PROMPT:
Write the data below out exactly as it stands. Do not include the pictures.
---------- RAW RECORDS
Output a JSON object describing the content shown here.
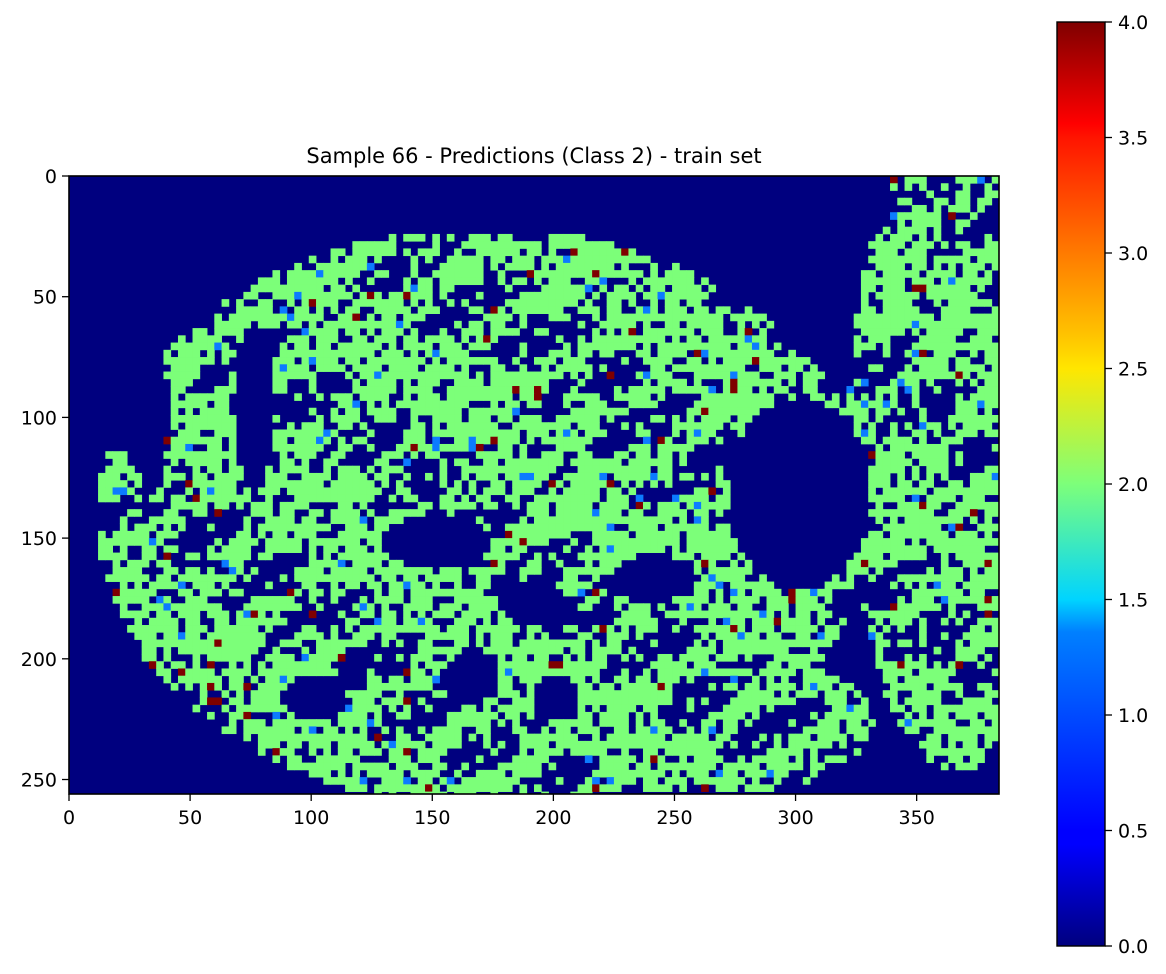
{
  "chart_data": {
    "type": "heatmap",
    "title": "Sample 66 - Predictions (Class 2) - train set",
    "xlabel": "",
    "ylabel": "",
    "colormap": "jet",
    "image_shape": [
      256,
      384
    ],
    "xlim": [
      0,
      384
    ],
    "ylim": [
      256,
      0
    ],
    "x_ticks": [
      0,
      50,
      100,
      150,
      200,
      250,
      300,
      350
    ],
    "y_ticks": [
      0,
      50,
      100,
      150,
      200,
      250
    ],
    "colorbar": {
      "range": [
        0.0,
        4.0
      ],
      "ticks": [
        0.0,
        0.5,
        1.0,
        1.5,
        2.0,
        2.5,
        3.0,
        3.5,
        4.0
      ],
      "tick_labels": [
        "0.0",
        "0.5",
        "1.0",
        "1.5",
        "2.0",
        "2.5",
        "3.0",
        "3.5",
        "4.0"
      ]
    },
    "values_present": [
      0,
      1,
      2,
      4
    ],
    "background_value": 0,
    "dominant_foreground_value": 2,
    "colors": {
      "0": "#00007f",
      "1": "#0c7bff",
      "2": "#7cff79",
      "4": "#7f0000"
    },
    "regions": [
      {
        "name": "main-tissue",
        "value": 2,
        "x_range": [
          8,
          325
        ],
        "y_range": [
          22,
          256
        ]
      },
      {
        "name": "right-tissue",
        "value": 2,
        "x_range": [
          323,
          384
        ],
        "y_range": [
          0,
          240
        ]
      }
    ]
  }
}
--------------------
RESULT:
Output a JSON object describing the content shown here.
{
  "chart_data": {
    "type": "heatmap",
    "title": "Sample 66 - Predictions (Class 2) - train set",
    "xlabel": "",
    "ylabel": "",
    "colormap": "jet",
    "image_shape": [
      256,
      384
    ],
    "xlim": [
      0,
      384
    ],
    "ylim": [
      256,
      0
    ],
    "x_ticks": [
      0,
      50,
      100,
      150,
      200,
      250,
      300,
      350
    ],
    "y_ticks": [
      0,
      50,
      100,
      150,
      200,
      250
    ],
    "colorbar": {
      "range": [
        0.0,
        4.0
      ],
      "ticks": [
        0.0,
        0.5,
        1.0,
        1.5,
        2.0,
        2.5,
        3.0,
        3.5,
        4.0
      ],
      "tick_labels": [
        "0.0",
        "0.5",
        "1.0",
        "1.5",
        "2.0",
        "2.5",
        "3.0",
        "3.5",
        "4.0"
      ]
    },
    "values_present": [
      0,
      1,
      2,
      4
    ],
    "background_value": 0,
    "dominant_foreground_value": 2,
    "colors": {
      "0": "#00007f",
      "1": "#0c7bff",
      "2": "#7cff79",
      "4": "#7f0000"
    },
    "regions": [
      {
        "name": "main-tissue",
        "value": 2,
        "x_range": [
          8,
          325
        ],
        "y_range": [
          22,
          256
        ]
      },
      {
        "name": "right-tissue",
        "value": 2,
        "x_range": [
          323,
          384
        ],
        "y_range": [
          0,
          240
        ]
      }
    ]
  }
}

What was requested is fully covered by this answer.